▶ Goal:
In the listing below, identify each line with the word "thêm" and return those lines.

▶ Supplied entries:
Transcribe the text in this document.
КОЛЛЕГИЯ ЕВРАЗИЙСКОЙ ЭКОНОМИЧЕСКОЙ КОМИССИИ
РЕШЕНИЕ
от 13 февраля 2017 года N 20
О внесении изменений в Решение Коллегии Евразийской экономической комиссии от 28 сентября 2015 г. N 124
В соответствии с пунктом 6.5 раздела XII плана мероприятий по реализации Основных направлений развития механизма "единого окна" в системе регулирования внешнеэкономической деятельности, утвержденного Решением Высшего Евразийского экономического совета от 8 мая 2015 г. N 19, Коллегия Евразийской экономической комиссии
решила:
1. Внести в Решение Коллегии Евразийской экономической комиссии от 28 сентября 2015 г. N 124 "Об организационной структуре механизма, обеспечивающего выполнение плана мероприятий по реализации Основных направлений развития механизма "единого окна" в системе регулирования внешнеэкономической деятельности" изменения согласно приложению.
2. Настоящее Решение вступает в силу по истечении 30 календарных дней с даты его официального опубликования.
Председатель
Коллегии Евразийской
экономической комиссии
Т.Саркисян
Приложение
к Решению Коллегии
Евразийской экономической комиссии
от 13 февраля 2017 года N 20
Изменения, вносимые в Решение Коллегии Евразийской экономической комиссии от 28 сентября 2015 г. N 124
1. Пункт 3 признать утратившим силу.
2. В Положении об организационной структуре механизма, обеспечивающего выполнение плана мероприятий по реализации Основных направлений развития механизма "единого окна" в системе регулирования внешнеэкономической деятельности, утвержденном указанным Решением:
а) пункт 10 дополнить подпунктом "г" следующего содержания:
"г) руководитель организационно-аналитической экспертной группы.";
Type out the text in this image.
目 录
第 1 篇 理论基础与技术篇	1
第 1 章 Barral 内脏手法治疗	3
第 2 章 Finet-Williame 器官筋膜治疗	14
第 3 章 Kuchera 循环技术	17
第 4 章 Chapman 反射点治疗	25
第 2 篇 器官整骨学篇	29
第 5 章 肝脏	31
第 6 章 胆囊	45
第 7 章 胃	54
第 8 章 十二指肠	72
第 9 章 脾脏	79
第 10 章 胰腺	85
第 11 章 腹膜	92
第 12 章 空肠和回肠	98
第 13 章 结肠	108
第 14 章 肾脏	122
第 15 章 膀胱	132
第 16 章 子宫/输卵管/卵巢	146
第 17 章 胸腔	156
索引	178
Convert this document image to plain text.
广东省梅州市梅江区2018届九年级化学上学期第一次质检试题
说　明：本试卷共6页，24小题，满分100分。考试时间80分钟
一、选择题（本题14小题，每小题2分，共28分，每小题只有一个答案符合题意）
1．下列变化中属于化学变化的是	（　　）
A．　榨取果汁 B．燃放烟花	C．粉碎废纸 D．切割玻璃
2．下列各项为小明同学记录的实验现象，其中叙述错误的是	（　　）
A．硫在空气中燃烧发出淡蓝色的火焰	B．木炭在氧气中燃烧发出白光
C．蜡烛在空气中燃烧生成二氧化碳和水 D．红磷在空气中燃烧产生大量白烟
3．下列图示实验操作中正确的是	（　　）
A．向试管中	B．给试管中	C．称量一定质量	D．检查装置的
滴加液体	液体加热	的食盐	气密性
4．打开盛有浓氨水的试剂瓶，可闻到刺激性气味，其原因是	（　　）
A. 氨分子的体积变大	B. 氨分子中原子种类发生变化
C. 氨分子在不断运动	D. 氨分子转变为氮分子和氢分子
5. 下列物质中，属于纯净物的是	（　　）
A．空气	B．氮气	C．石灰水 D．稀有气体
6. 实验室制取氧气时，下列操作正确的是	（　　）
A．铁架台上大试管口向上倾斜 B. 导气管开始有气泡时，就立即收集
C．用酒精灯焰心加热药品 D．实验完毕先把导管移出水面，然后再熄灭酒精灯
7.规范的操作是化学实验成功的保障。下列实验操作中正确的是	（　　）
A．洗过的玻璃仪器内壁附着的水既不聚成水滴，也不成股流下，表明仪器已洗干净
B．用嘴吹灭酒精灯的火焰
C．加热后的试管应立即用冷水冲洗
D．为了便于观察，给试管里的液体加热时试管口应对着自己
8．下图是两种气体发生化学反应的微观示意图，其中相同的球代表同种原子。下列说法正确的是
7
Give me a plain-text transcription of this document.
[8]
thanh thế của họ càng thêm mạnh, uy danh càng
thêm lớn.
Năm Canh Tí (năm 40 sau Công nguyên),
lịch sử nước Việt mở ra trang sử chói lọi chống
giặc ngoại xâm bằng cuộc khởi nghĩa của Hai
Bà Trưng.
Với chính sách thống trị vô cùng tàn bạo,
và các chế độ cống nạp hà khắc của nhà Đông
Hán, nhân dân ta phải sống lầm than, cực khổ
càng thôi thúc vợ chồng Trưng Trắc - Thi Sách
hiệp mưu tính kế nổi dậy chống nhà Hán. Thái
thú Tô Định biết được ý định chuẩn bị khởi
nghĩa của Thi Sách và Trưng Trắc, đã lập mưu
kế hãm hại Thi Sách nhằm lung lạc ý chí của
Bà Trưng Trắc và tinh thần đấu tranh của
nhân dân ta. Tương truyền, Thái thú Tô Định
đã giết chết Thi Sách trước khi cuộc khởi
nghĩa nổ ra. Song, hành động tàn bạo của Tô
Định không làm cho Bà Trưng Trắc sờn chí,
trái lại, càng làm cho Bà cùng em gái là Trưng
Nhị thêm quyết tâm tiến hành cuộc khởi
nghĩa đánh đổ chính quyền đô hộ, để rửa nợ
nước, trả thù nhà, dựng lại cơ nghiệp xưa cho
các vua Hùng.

▶ The solution:
thanh thế của họ càng thêm mạnh, uy danh càng
thêm lớn.
Nhị thêm quyết tâm tiến hành cuộc khởi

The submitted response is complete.